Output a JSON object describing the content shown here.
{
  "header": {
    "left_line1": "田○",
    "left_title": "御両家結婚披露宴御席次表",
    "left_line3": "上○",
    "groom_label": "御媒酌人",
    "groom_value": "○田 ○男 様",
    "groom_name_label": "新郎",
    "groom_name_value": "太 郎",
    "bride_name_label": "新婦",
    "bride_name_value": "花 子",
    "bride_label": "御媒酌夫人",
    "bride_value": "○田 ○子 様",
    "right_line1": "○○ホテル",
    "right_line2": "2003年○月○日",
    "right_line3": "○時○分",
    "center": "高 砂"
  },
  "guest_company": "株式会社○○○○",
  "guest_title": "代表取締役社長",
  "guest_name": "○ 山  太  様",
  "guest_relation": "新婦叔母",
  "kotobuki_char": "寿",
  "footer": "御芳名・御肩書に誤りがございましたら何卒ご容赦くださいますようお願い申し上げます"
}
■ ■ ■ ■
- Stated task -
Set down the listing in full, keeping every word exactly as it is.

- Answer in full -
Output a JSON object describing the content shown here.
{
  "header": {
    "left_line1": "田○",
    "left_title": "御両家結婚披露宴御席次表",
    "left_line3": "上○",
    "groom_label": "御媒酌人",
    "groom_value": "○田 ○男 様",
    "groom_name_label": "新郎",
    "groom_name_value": "太 郎",
    "bride_name_label": "新婦",
    "bride_name_value": "花 子",
    "bride_label": "御媒酌夫人",
    "bride_value": "○田 ○子 様",
    "right_line1": "○○ホテル",
    "right_line2": "2003年○月○日",
    "right_line3": "○時○分",
    "center": "高 砂"
  },
  "guest_company": "株式会社○○○○",
  "guest_title": "代表取締役社長",
  "guest_name": "○ 山  太  様",
  "guest_relation": "新婦叔母",
  "kotobuki_char": "寿",
  "footer": "御芳名・御肩書に誤りがございましたら何卒ご容赦くださいますようお願い申し上げます"
}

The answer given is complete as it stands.